Copy the passage on the 2017 Yellow Book word for word, starting at "The 2017 Yellow Book brings" and ending at "the contract data.".

**Document passage**
-.-.-
The revisions introduced in the 2017 Yellow Book are extensive and affect employers, contractors and engineers. The Yellow Book General Conditions now run to 108 pages (previously 63 pages) and many clauses have been completely re-drafted. The use of the FIDIC internationally in a diverse range of countries has driven many of the changes, which are aimed at improving contracting practices across the globe. However, for this reason, many of the changes may appear unnecessary or unhelpful to some users (eg, how certain terms are defined).
The 2017 Yellow Book brings greater clarity to the defined terms used throughout the contract. The terms are now listed in alphabetical order, where previously they were grouped by topic. This should make the book more user-friendly, particularly for new users. There has also been an increase in the number of defined terms – for example, the concept of 'reasonable profit' from the 1999 edition (which was open to interpretation) is now defined with the entitlement to recover 'cost plus profit', with the profit element listed as 5% unless otherwise specified in the contract data.
The terms 'may' and 'shall' (used extensively throughout the general conditions) have also been defined, and the concept of 'force majeure' has been replaced by 'exceptional event' (although the categorisation of such events remains broadly the same).
Significantly, the term 'notice' has been redefined, such that where the contract requires the service by one party of a notice on the other, such notice must fulfil certain requirements (eg, be in writing and correctly labelled). This has been included to ensure that informal notices (eg, by email) will no longer constitute validly served notices under the contract.
-.-.-
**Source excerpt**
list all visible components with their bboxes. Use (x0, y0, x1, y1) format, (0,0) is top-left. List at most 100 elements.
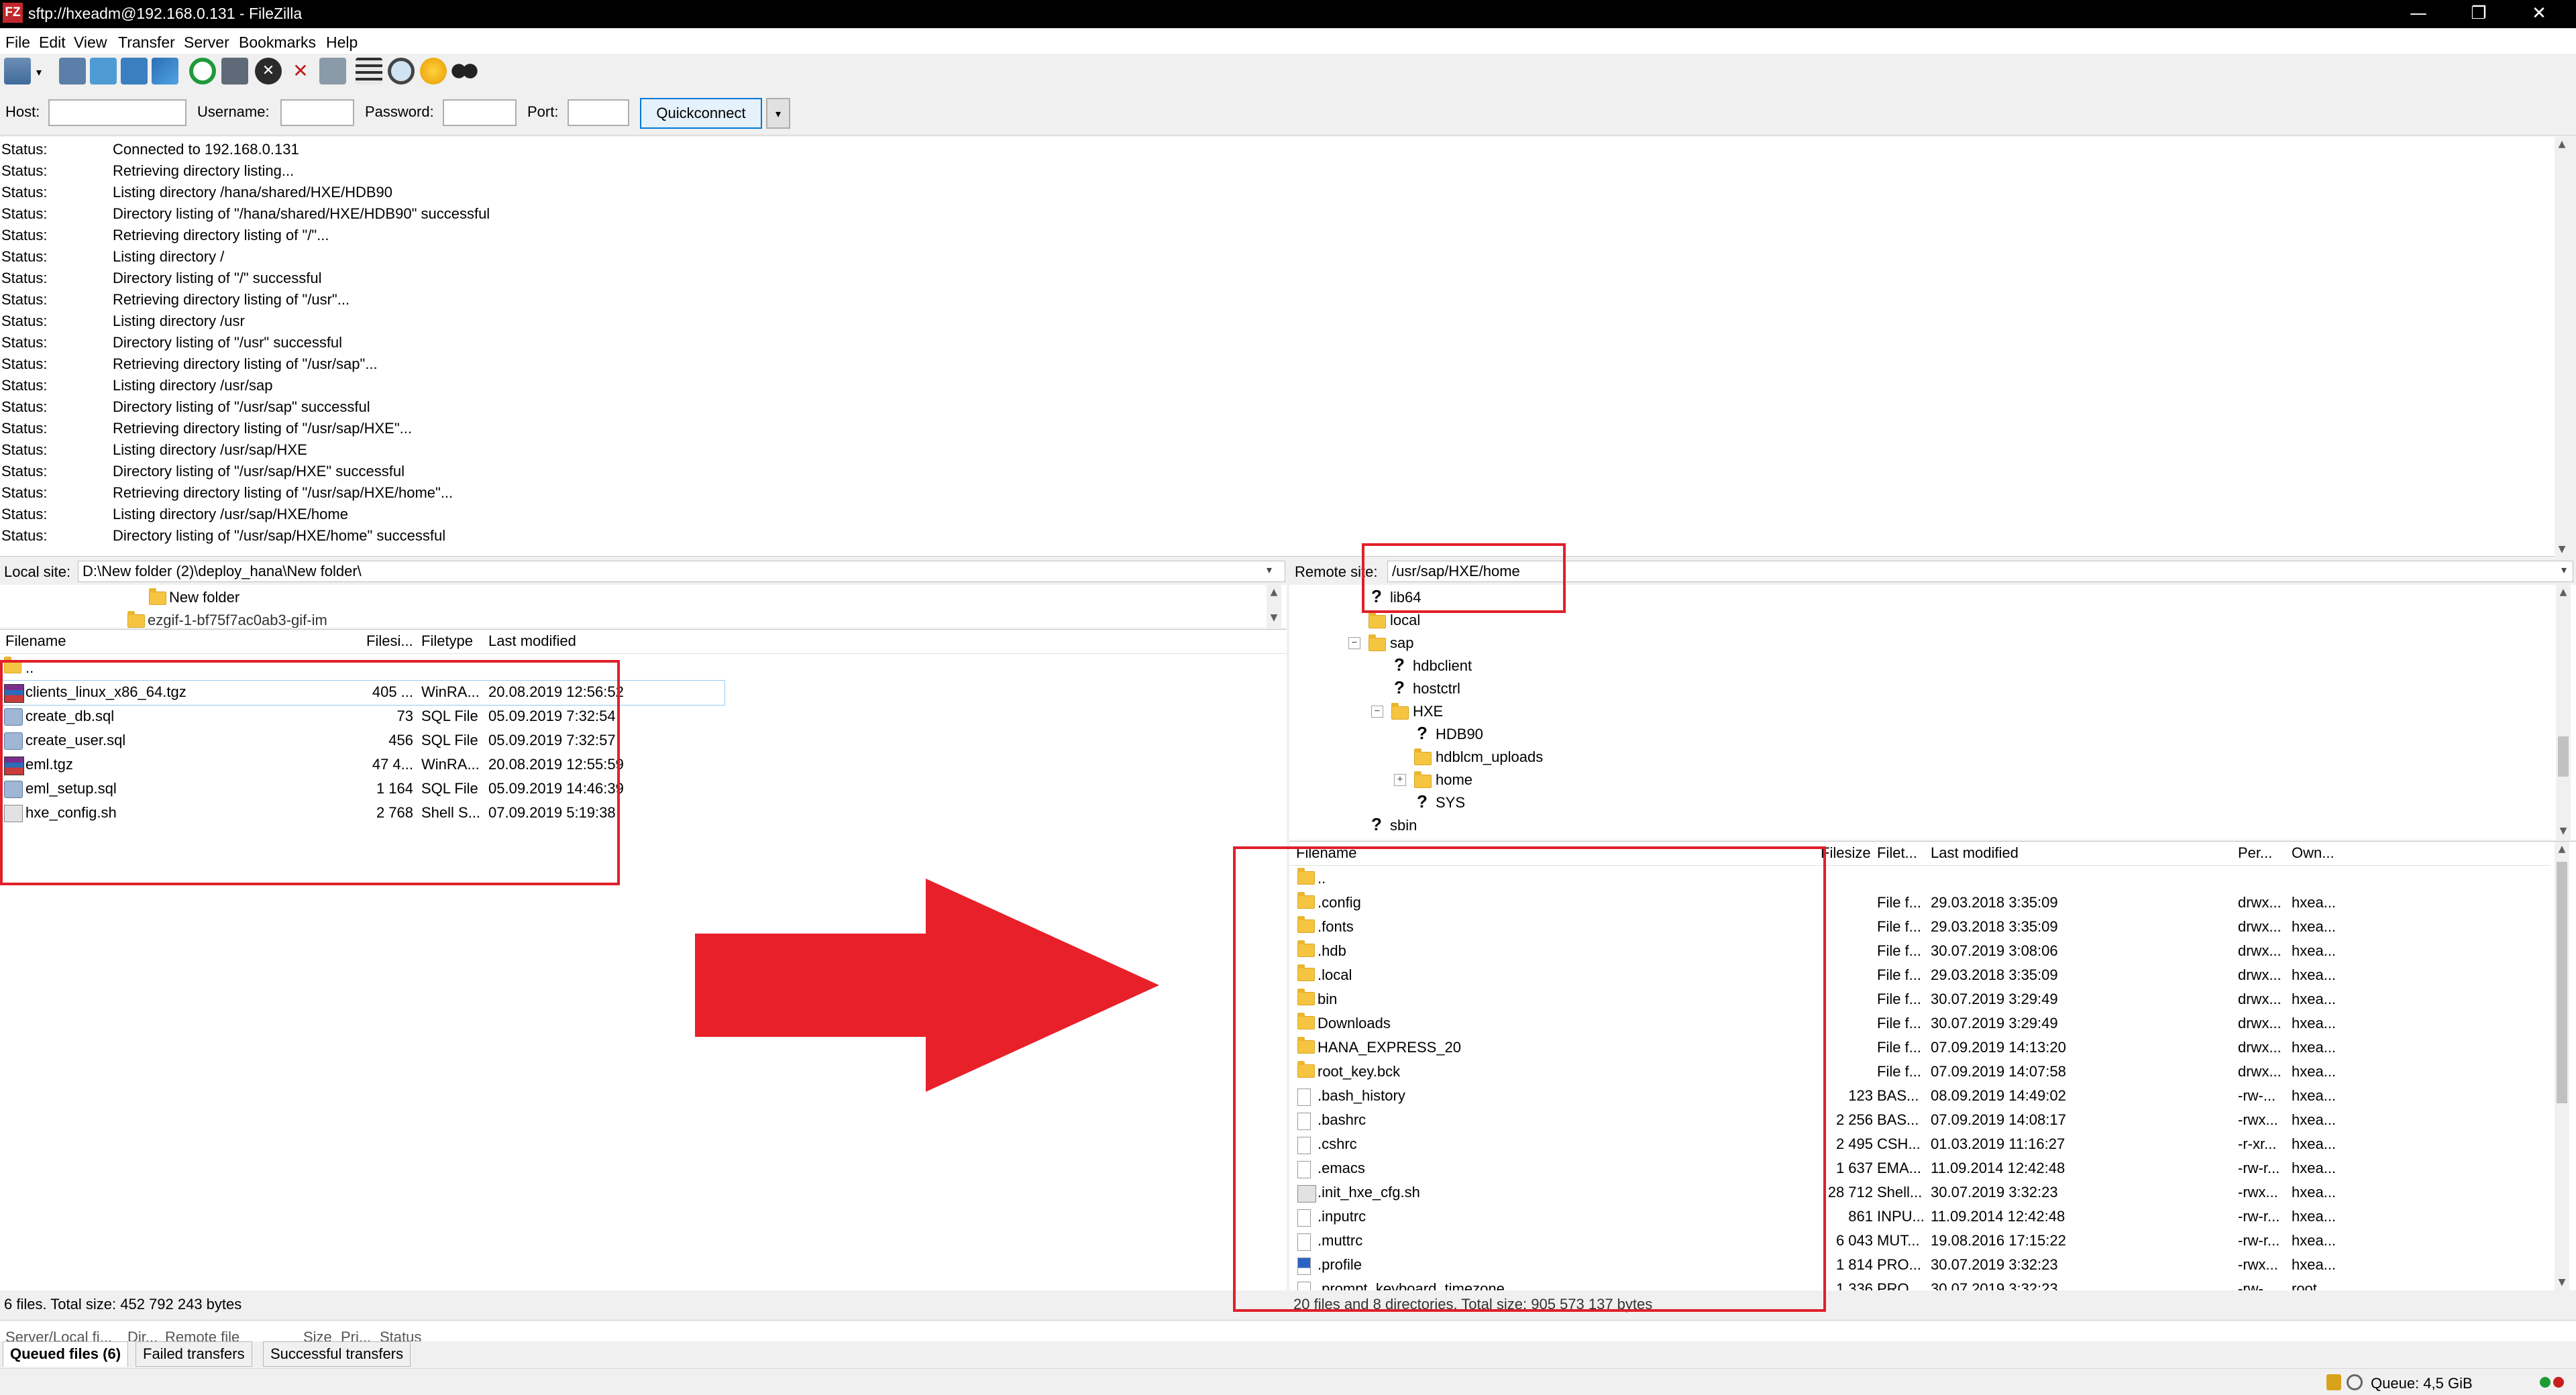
-.-.-
**Response to the exercise**
The 2017 Yellow Book brings greater clarity to the defined terms used throughout the contract. The terms are now listed in alphabetical order, where previously they were grouped by topic. This should make the book more user-friendly, particularly for new users. There has also been an increase in the number of defined terms – for example, the concept of 'reasonable profit' from the 1999 edition (which was open to interpretation) is now defined with the entitlement to recover 'cost plus profit', with the profit element listed as 5% unless otherwise specified in the contract data.